Records from a collection
◆ ◆ ◆ ◆
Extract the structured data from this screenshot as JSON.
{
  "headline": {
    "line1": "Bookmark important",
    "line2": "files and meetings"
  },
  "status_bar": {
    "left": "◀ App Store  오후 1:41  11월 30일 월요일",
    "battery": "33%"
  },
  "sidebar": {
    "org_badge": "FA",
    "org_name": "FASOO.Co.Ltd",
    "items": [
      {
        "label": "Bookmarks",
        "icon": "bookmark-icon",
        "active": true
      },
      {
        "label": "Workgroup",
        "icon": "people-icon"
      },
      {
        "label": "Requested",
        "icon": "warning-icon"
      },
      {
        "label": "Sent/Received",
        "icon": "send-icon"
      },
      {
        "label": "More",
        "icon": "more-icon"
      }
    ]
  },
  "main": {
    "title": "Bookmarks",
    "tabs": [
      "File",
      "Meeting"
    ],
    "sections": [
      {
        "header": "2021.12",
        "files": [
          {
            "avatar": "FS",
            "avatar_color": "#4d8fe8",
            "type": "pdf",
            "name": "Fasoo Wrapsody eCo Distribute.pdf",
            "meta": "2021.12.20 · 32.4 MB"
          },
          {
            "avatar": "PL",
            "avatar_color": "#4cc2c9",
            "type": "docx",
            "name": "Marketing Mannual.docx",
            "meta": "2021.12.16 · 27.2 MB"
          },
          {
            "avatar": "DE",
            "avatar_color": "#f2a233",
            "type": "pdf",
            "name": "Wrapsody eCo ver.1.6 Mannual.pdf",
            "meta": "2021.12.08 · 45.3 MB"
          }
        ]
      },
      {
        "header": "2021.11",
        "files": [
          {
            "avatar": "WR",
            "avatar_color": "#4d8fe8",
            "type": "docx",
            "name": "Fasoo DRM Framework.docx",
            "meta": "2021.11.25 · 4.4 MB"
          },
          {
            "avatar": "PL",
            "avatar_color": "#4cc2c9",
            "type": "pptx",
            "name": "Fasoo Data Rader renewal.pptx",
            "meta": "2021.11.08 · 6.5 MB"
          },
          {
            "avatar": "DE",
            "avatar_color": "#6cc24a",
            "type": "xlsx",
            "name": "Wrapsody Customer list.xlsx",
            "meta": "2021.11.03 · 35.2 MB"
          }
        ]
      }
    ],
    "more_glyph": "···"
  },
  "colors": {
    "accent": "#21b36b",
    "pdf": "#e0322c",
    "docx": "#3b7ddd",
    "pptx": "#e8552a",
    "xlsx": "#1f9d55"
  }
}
◆ ◆ ◆ ◆
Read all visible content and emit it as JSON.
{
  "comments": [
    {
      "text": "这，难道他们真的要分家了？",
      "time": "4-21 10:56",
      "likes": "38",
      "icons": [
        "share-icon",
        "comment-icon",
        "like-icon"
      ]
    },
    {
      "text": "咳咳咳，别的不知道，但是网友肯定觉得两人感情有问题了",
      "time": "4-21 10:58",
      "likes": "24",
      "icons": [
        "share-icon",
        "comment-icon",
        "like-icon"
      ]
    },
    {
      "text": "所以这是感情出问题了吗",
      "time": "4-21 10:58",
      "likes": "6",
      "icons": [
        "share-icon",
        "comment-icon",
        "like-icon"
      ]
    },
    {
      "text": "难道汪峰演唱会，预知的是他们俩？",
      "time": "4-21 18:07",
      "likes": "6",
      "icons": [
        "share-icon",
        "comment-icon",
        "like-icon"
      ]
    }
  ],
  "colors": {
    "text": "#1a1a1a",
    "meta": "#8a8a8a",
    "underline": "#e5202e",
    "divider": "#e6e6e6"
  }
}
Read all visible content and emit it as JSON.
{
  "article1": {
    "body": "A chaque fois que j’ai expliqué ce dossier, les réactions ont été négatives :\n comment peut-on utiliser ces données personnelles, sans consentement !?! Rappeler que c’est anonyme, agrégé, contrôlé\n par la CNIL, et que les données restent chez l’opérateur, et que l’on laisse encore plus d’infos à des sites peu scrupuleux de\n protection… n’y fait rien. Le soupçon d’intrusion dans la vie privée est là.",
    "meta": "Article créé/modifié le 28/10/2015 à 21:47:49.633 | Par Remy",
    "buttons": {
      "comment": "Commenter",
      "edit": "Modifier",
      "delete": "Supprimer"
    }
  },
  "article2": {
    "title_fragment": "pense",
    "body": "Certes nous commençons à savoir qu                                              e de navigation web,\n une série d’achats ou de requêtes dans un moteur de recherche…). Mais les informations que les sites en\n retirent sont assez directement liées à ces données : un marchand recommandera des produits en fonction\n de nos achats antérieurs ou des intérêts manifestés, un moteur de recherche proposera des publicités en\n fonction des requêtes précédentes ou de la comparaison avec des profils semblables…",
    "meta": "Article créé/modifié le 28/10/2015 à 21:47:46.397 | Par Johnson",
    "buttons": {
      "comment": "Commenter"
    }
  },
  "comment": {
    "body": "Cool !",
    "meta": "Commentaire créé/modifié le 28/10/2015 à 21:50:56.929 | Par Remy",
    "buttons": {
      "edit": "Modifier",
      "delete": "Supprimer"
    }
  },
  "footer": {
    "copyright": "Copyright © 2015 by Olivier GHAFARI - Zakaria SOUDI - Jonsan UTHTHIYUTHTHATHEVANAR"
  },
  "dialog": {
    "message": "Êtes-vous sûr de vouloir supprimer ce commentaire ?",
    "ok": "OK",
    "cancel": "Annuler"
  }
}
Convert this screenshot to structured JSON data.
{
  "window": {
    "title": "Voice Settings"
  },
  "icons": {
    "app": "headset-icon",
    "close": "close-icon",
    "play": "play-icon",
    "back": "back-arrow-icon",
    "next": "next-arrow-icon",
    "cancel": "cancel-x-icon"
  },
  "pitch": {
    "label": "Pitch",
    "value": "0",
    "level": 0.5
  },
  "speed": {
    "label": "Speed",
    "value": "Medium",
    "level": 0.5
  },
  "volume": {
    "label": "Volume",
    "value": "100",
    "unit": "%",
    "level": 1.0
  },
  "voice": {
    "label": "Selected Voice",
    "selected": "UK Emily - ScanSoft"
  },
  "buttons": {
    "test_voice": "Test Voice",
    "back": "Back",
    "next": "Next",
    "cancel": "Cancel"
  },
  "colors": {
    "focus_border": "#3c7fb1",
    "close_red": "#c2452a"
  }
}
◆ ◆ ◆ ◆
GIVEN EXERCISE: From the entries above, extract each line containing "screenshot".

COMPLETED EXERCISE:
Extract the structured data from this screenshot as JSON.
Convert this screenshot to structured JSON data.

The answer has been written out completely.